Exercise:
Continue the personal account of quitting smoking, starting right after its final sentence.

Document section:
I’ve quit smoking. It’s been just over 24 hours.

It feels like I’ve been talking about quitting forever. I quit once in 1995, was off tobacco for about nine months before I started smoking cloves, ostensibly because they tasted good. Around 1998 I started smoking cigarettes again in order to get myself off the cloves. It worked. I’ve been smoking cigarettes since, with a few brief interruptions.

The first time I quit, it was easy. I didn’t even have to think about it. I just made the decision and it was done. Perhaps it’s true, You will not understand the power and beauty of your youth until they have faded. I don’t seem to have the ability to make a far-reaching decision over my life instantaneously anymore. It’s just hard work these days. Maybe there’s a point to that, perhaps I’ll appreciate it more. That being said, I was always waiting for that situation to come again, where I felt it was just ‘right’ to quit and it’d be a simple decision once again… I got impatient. My kids are 2 and 3 now, I can’t wait any more to quit. In all fairness, it wasn’t right for me to wait this long. But you do what you can, right?

Yesterday, I went to costco and bought the patch. My stomach and chest got really irritated with them, so I shaved a patch of my thigh, and it’s doing pretty well there. I’ve learned that there are two addictions there, a chemical one and a psychological one. The chemical addiction isn’t affecting me now, so I’m only feeling one where I’ve always felt the combination before. It’s quite the learning experience, and quite disturbing to realize that what I’ve always thought was a simple craving is actually a rather complex set of feelings.

Raw data:
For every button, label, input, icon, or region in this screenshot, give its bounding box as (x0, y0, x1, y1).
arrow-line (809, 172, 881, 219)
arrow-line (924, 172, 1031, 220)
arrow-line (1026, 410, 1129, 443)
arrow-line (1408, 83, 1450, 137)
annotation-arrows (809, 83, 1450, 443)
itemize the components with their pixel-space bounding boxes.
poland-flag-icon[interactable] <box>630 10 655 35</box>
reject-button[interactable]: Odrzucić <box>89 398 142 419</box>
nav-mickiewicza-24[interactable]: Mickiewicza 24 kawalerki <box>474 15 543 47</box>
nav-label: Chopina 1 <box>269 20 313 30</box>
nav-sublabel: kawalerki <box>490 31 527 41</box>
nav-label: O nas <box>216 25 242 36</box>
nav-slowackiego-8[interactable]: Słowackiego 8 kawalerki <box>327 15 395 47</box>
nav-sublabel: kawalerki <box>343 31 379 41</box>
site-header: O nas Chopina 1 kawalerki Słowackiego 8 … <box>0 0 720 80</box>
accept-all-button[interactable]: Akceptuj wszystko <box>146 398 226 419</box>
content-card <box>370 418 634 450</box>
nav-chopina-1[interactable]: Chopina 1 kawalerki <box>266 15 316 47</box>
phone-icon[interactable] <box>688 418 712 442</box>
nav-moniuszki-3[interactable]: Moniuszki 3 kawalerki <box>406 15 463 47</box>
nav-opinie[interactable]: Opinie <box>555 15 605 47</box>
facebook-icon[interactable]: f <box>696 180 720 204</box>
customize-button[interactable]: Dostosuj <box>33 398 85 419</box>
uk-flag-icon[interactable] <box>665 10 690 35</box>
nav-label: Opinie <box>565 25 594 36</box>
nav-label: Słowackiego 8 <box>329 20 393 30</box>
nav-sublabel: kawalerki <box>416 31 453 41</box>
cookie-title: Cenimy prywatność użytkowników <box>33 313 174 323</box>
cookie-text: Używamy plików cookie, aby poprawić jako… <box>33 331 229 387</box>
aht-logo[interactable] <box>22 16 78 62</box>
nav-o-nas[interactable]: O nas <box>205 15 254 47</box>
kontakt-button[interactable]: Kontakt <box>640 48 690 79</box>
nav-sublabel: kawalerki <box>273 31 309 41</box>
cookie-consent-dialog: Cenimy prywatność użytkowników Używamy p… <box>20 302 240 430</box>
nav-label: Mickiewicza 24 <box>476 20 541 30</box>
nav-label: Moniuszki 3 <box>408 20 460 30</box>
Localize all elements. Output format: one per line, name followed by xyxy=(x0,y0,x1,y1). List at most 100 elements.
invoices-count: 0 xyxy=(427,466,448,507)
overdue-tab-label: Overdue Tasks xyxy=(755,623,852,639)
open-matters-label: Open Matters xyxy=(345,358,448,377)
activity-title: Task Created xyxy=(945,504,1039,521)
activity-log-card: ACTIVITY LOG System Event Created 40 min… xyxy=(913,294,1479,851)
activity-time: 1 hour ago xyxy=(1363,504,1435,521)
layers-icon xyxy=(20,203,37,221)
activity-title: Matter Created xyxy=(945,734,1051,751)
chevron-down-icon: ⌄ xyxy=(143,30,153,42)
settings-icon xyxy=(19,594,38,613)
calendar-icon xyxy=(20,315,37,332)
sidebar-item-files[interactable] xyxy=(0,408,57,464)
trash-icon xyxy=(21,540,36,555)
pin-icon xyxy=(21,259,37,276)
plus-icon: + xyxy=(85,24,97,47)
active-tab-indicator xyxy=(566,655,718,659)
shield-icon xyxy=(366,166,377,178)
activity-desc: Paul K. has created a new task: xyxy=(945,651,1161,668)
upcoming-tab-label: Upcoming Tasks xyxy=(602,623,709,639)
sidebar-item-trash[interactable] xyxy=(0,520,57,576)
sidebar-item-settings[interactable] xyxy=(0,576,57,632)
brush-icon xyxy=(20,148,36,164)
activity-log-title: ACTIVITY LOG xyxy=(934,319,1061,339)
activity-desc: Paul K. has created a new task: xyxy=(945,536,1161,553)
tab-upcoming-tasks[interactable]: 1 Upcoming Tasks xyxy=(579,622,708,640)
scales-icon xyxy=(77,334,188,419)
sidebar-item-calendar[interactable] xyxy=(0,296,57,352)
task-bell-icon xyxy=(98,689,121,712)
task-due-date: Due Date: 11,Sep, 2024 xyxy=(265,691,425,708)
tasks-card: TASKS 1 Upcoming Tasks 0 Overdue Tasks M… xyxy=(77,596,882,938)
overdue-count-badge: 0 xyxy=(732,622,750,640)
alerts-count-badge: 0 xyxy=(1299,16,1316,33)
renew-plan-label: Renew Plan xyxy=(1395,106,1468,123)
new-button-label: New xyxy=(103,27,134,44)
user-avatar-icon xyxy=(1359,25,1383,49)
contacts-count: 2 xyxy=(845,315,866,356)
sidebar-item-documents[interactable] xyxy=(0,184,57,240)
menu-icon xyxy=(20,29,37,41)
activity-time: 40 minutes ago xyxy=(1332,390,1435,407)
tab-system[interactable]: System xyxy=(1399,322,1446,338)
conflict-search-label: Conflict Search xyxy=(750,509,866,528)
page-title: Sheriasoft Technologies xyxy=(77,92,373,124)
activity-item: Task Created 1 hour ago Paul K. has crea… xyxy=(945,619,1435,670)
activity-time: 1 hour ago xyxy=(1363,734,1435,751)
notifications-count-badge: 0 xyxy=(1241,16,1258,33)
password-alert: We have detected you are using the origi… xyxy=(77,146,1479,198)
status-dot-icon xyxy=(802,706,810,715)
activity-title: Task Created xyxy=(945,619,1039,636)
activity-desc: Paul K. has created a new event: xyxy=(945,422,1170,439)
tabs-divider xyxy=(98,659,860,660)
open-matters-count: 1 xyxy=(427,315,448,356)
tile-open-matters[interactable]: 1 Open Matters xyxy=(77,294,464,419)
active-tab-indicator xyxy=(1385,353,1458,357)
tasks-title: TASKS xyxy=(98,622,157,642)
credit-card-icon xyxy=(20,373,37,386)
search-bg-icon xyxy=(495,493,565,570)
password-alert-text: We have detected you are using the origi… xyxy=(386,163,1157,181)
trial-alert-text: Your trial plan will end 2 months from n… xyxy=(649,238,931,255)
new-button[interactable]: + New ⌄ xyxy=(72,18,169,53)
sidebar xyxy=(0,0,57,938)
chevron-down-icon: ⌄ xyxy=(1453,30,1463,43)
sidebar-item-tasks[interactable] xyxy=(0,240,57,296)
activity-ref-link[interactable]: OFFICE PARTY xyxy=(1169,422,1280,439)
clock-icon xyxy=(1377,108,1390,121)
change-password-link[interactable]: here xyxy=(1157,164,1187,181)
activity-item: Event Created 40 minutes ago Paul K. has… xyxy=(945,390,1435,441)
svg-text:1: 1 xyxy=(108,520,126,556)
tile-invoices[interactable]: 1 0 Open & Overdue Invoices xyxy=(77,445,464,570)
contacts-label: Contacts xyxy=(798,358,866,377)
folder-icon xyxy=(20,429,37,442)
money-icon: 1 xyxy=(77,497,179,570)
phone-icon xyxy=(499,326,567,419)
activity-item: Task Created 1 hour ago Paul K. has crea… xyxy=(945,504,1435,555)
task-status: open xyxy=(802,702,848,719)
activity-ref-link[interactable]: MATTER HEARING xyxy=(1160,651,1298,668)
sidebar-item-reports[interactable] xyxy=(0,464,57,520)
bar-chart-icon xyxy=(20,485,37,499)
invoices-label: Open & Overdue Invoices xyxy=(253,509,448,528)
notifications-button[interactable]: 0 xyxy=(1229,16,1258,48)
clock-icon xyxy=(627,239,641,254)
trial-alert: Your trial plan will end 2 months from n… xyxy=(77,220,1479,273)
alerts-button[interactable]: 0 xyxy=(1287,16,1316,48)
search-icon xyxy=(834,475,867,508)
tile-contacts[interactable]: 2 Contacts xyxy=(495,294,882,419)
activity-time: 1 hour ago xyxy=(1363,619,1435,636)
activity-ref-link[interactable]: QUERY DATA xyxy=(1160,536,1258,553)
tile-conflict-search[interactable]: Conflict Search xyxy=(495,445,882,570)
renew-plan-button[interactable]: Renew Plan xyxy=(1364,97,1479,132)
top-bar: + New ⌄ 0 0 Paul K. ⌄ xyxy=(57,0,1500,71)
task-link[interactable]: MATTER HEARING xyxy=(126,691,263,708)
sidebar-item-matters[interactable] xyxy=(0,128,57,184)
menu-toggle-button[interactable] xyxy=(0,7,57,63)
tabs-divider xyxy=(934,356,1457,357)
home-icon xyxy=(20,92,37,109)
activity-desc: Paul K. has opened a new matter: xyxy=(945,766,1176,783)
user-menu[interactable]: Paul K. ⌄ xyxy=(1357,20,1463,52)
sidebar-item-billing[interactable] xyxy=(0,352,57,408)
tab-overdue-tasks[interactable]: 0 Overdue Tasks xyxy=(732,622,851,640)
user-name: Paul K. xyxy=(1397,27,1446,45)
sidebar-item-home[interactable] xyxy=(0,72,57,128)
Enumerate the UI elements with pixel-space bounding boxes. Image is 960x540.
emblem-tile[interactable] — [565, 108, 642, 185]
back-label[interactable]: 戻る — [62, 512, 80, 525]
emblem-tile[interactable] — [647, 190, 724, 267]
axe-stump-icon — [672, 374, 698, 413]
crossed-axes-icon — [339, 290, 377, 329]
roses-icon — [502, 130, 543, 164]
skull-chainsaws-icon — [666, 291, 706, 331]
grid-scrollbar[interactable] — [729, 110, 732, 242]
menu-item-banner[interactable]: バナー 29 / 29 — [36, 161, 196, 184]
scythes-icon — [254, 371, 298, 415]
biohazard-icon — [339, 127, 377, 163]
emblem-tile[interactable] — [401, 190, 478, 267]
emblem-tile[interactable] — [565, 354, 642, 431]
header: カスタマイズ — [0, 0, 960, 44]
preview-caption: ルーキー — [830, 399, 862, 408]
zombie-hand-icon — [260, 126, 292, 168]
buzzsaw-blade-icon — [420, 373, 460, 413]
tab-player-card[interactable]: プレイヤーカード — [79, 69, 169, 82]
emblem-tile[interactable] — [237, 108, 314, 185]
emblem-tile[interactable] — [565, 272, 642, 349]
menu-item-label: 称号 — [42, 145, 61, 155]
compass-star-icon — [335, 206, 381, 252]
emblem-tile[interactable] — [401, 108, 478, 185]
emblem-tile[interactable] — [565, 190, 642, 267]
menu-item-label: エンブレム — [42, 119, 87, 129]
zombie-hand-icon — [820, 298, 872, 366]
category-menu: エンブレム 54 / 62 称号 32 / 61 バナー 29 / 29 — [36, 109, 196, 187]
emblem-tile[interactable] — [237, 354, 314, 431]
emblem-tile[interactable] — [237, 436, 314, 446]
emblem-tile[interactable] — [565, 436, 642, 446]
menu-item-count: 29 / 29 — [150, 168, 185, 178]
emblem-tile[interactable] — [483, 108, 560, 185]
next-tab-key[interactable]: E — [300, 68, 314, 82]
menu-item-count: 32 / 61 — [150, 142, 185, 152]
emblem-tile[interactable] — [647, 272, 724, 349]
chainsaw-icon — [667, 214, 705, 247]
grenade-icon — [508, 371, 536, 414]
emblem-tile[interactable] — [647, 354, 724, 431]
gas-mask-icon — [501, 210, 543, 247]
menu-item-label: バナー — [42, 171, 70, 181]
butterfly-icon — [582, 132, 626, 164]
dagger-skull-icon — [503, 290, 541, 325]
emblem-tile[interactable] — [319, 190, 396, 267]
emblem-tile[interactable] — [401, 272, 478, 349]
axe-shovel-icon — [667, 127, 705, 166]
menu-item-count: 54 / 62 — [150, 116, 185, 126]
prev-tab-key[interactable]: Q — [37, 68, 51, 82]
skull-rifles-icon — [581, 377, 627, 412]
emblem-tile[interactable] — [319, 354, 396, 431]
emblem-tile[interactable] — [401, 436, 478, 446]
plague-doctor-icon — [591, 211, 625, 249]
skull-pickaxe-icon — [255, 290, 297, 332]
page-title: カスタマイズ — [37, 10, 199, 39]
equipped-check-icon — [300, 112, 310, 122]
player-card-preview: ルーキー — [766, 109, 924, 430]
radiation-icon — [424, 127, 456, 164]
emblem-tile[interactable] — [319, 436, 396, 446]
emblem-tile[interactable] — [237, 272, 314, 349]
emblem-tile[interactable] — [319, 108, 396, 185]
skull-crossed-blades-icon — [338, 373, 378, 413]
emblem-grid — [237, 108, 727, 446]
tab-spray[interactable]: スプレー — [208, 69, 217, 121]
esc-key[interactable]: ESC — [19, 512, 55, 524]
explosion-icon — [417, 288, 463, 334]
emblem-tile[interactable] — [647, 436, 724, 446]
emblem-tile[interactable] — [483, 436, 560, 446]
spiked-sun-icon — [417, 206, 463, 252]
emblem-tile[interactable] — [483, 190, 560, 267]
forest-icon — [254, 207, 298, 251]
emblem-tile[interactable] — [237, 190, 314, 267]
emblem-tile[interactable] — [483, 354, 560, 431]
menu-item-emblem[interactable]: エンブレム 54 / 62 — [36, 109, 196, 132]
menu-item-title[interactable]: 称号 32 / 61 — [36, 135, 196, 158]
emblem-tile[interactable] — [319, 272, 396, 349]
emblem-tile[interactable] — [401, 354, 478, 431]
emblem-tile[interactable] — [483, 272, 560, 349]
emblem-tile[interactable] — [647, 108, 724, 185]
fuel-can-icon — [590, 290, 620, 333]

Expected answer:
The point of this rant is the subtlety of the effect that smoking for so long has had on me. Somewhere along the line, smoking became my emotional release. I’ve discovered that whenever a strong emotion comes up for me, that’s when I crave smoking. I’ve also learned that I am, at least right now, quite emotional, and this is happening regularly. I’ve smoked instead of being honest with people. I’ve smoked instead of being assertive with my needs. I’ve smoked instead of feeling the anger I have. I’ve smoked instead of feeling pretty much anything. Every minute of not smoking is a struggle, but I don’t think I’ll be able to do it again, knowing what the price is. I’m pretty scared of some of the things I’m feeling, but that’s the way it is, I can’t escape from it anymore, now that I know it was just running away. It’s rather disturbing; I’ve been wondering these last few months when I’d be ready for falling in love again, knowing that I couldn’t take it. I’ve felt dead.

My dad’s been smoking for I’d guess at least 30 years. I wonder if it’s the same for him, if that’s why I’ve never gotten much emotion out of him. It’s really sad, but a lot of what I know about being a good father I learned from my dad by counterexample. That hurts a lot.

Someday soon I’ll be able to stop crying and laughing and screaming at random intervals, but I’m not inclined to control myself at the moment, this has been going on far too long.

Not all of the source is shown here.